● **Task to complete**
Return every one of the following items verbatim, reproducing each line without any change.

┌──

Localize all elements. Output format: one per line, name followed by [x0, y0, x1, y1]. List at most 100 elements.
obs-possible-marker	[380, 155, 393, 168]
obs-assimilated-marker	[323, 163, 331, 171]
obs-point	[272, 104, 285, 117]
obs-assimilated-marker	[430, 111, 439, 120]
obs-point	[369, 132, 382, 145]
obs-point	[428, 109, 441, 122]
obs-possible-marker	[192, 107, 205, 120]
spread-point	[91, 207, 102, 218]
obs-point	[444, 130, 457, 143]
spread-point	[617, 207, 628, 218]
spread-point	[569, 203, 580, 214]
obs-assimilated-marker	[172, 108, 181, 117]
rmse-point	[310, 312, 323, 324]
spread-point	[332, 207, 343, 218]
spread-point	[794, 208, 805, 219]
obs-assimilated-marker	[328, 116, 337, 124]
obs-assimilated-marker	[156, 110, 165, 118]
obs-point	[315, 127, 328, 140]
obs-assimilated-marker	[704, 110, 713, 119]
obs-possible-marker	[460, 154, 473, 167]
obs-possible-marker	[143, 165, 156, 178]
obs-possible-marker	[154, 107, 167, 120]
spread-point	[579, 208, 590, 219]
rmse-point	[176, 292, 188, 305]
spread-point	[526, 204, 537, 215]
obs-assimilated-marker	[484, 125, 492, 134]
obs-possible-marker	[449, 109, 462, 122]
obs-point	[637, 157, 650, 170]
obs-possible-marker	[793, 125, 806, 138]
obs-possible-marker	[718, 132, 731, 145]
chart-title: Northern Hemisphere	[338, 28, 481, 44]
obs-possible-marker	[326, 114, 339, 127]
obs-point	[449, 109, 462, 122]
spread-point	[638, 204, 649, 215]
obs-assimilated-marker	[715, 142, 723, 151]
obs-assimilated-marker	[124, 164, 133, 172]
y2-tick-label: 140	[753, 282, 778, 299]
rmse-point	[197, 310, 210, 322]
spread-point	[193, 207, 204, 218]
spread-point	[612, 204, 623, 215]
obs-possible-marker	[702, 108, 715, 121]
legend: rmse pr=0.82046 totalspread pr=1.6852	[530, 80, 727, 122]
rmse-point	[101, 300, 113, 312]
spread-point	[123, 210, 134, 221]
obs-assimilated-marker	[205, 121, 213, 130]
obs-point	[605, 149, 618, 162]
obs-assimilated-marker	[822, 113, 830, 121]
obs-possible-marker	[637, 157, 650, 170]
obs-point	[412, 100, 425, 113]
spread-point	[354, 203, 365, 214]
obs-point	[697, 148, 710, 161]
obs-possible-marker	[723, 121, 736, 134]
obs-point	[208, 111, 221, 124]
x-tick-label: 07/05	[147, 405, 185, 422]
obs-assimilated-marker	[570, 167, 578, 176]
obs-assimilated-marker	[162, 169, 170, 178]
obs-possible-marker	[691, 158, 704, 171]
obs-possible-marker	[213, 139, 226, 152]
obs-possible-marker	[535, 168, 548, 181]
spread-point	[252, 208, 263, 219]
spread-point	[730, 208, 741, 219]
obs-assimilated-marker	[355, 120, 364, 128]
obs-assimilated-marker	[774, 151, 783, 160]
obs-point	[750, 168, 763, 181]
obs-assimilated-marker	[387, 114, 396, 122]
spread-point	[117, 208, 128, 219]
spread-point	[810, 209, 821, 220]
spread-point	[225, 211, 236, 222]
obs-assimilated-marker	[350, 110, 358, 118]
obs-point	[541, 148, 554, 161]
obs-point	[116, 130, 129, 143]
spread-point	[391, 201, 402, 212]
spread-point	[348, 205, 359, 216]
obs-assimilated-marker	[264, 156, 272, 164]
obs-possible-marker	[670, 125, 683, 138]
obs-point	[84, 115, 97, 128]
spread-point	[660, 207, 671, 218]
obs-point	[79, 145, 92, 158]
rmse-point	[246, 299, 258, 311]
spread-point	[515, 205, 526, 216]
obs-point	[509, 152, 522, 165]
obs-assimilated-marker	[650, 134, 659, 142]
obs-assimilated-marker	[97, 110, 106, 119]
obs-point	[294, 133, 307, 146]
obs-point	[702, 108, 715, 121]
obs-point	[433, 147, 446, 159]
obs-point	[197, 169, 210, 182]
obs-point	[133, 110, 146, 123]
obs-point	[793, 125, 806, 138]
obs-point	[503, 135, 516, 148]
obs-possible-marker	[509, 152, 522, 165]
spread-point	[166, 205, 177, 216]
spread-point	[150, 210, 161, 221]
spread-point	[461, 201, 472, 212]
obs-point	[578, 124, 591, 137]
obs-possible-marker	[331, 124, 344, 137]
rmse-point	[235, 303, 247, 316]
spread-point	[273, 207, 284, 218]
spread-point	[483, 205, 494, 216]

└──

● **Correct result**
Localize all elements. Output format: one per line, name followed by [x0, y0, x1, y1]. List at most 100 elements.
obs-possible-marker	[380, 155, 393, 168]
obs-assimilated-marker	[323, 163, 331, 171]
obs-point	[272, 104, 285, 117]
obs-assimilated-marker	[430, 111, 439, 120]
obs-point	[369, 132, 382, 145]
obs-point	[428, 109, 441, 122]
obs-possible-marker	[192, 107, 205, 120]
spread-point	[91, 207, 102, 218]
obs-point	[444, 130, 457, 143]
spread-point	[617, 207, 628, 218]
spread-point	[569, 203, 580, 214]
obs-assimilated-marker	[172, 108, 181, 117]
rmse-point	[310, 312, 323, 324]
spread-point	[332, 207, 343, 218]
spread-point	[794, 208, 805, 219]
obs-assimilated-marker	[328, 116, 337, 124]
obs-assimilated-marker	[156, 110, 165, 118]
obs-point	[315, 127, 328, 140]
obs-assimilated-marker	[704, 110, 713, 119]
obs-possible-marker	[460, 154, 473, 167]
obs-possible-marker	[143, 165, 156, 178]
obs-possible-marker	[154, 107, 167, 120]
spread-point	[579, 208, 590, 219]
rmse-point	[176, 292, 188, 305]
spread-point	[526, 204, 537, 215]
obs-assimilated-marker	[484, 125, 492, 134]
obs-possible-marker	[449, 109, 462, 122]
obs-point	[637, 157, 650, 170]
obs-possible-marker	[793, 125, 806, 138]
obs-possible-marker	[718, 132, 731, 145]
chart-title: Northern Hemisphere	[338, 28, 481, 44]
obs-possible-marker	[326, 114, 339, 127]
obs-point	[449, 109, 462, 122]
spread-point	[638, 204, 649, 215]
obs-assimilated-marker	[715, 142, 723, 151]
obs-assimilated-marker	[124, 164, 133, 172]
y2-tick-label: 140	[753, 282, 778, 299]
rmse-point	[197, 310, 210, 322]
spread-point	[193, 207, 204, 218]
spread-point	[612, 204, 623, 215]
obs-possible-marker	[702, 108, 715, 121]
legend: rmse pr=0.82046 totalspread pr=1.6852	[530, 80, 727, 122]
rmse-point	[101, 300, 113, 312]
spread-point	[123, 210, 134, 221]
obs-assimilated-marker	[205, 121, 213, 130]
obs-point	[605, 149, 618, 162]
obs-assimilated-marker	[822, 113, 830, 121]
obs-possible-marker	[637, 157, 650, 170]
obs-point	[412, 100, 425, 113]
spread-point	[354, 203, 365, 214]
obs-point	[697, 148, 710, 161]
obs-possible-marker	[723, 121, 736, 134]
obs-point	[208, 111, 221, 124]
x-tick-label: 07/05	[147, 405, 185, 422]
obs-assimilated-marker	[570, 167, 578, 176]
obs-assimilated-marker	[162, 169, 170, 178]
obs-possible-marker	[691, 158, 704, 171]
obs-possible-marker	[213, 139, 226, 152]
obs-possible-marker	[535, 168, 548, 181]
spread-point	[252, 208, 263, 219]
spread-point	[730, 208, 741, 219]
obs-assimilated-marker	[355, 120, 364, 128]
obs-assimilated-marker	[774, 151, 783, 160]
obs-point	[750, 168, 763, 181]
obs-assimilated-marker	[387, 114, 396, 122]
spread-point	[117, 208, 128, 219]
spread-point	[810, 209, 821, 220]
spread-point	[225, 211, 236, 222]
obs-assimilated-marker	[350, 110, 358, 118]
obs-point	[541, 148, 554, 161]
obs-point	[116, 130, 129, 143]
spread-point	[391, 201, 402, 212]
spread-point	[348, 205, 359, 216]
obs-assimilated-marker	[264, 156, 272, 164]
obs-possible-marker	[670, 125, 683, 138]
obs-point	[84, 115, 97, 128]
spread-point	[660, 207, 671, 218]
obs-point	[79, 145, 92, 158]
rmse-point	[246, 299, 258, 311]
spread-point	[515, 205, 526, 216]
obs-point	[509, 152, 522, 165]
obs-assimilated-marker	[650, 134, 659, 142]
obs-assimilated-marker	[97, 110, 106, 119]
obs-point	[294, 133, 307, 146]
obs-point	[702, 108, 715, 121]
obs-point	[433, 147, 446, 159]
obs-point	[197, 169, 210, 182]
obs-point	[133, 110, 146, 123]
obs-point	[793, 125, 806, 138]
obs-point	[503, 135, 516, 148]
obs-possible-marker	[509, 152, 522, 165]
spread-point	[166, 205, 177, 216]
spread-point	[150, 210, 161, 221]
spread-point	[461, 201, 472, 212]
obs-point	[578, 124, 591, 137]
obs-possible-marker	[331, 124, 344, 137]
rmse-point	[235, 303, 247, 316]
spread-point	[273, 207, 284, 218]
spread-point	[483, 205, 494, 216]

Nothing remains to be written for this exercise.